REQUIRED TASK => Without the pictures, return each record as it appears.

***** PROVIDED DATA *****

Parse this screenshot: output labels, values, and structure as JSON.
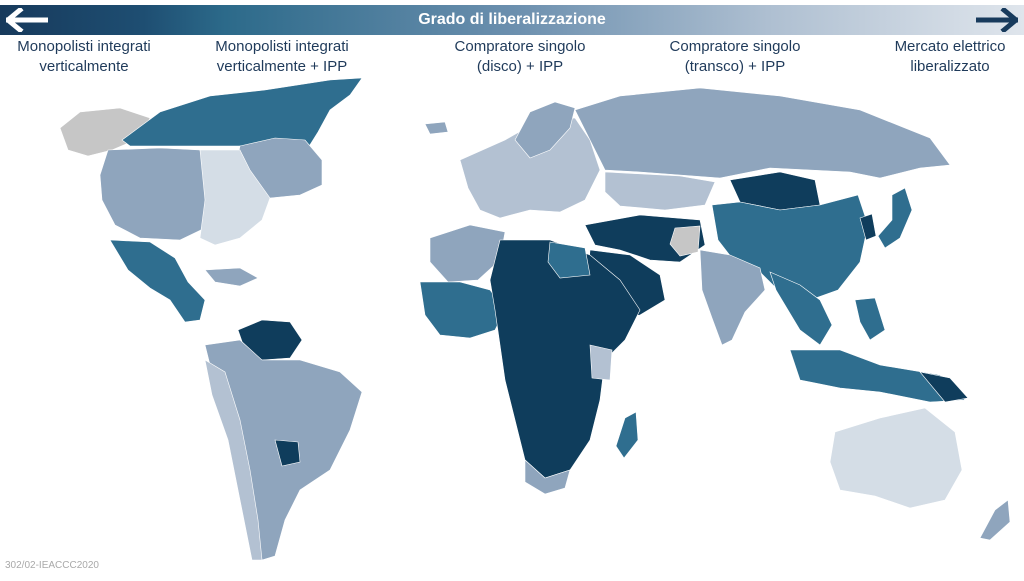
{
  "banner": {
    "title": "Grado di liberalizzazione"
  },
  "icons": {
    "left": "arrow-left-icon",
    "right": "arrow-right-icon"
  },
  "stages": [
    {
      "label_line1": "Monopolisti integrati",
      "label_line2": "verticalmente"
    },
    {
      "label_line1": "Monopolisti integrati",
      "label_line2": "verticalmente + IPP"
    },
    {
      "label_line1": "Compratore singolo",
      "label_line2": "(disco) + IPP"
    },
    {
      "label_line1": "Compratore singolo",
      "label_line2": "(transco) + IPP"
    },
    {
      "label_line1": "Mercato elettrico",
      "label_line2": "liberalizzato"
    }
  ],
  "colors": {
    "monopolisti": "#0f3d5c",
    "monopolisti_ipp": "#2f6e8f",
    "disco_ipp": "#8fa5bd",
    "transco_ipp": "#b3c1d2",
    "liberalizzato": "#d4dde6",
    "no_data": "#c6c6c6"
  },
  "footer": {
    "code": "302/02-IEACCC2020"
  }
}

*****

EXERCISE SOLUTION =>
Parse this screenshot: output labels, values, and structure as JSON.
{
  "banner": {
    "title": "Grado di liberalizzazione"
  },
  "icons": {
    "left": "arrow-left-icon",
    "right": "arrow-right-icon"
  },
  "stages": [
    {
      "label_line1": "Monopolisti integrati",
      "label_line2": "verticalmente"
    },
    {
      "label_line1": "Monopolisti integrati",
      "label_line2": "verticalmente + IPP"
    },
    {
      "label_line1": "Compratore singolo",
      "label_line2": "(disco) + IPP"
    },
    {
      "label_line1": "Compratore singolo",
      "label_line2": "(transco) + IPP"
    },
    {
      "label_line1": "Mercato elettrico",
      "label_line2": "liberalizzato"
    }
  ],
  "colors": {
    "monopolisti": "#0f3d5c",
    "monopolisti_ipp": "#2f6e8f",
    "disco_ipp": "#8fa5bd",
    "transco_ipp": "#b3c1d2",
    "liberalizzato": "#d4dde6",
    "no_data": "#c6c6c6"
  },
  "footer": {
    "code": "302/02-IEACCC2020"
  }
}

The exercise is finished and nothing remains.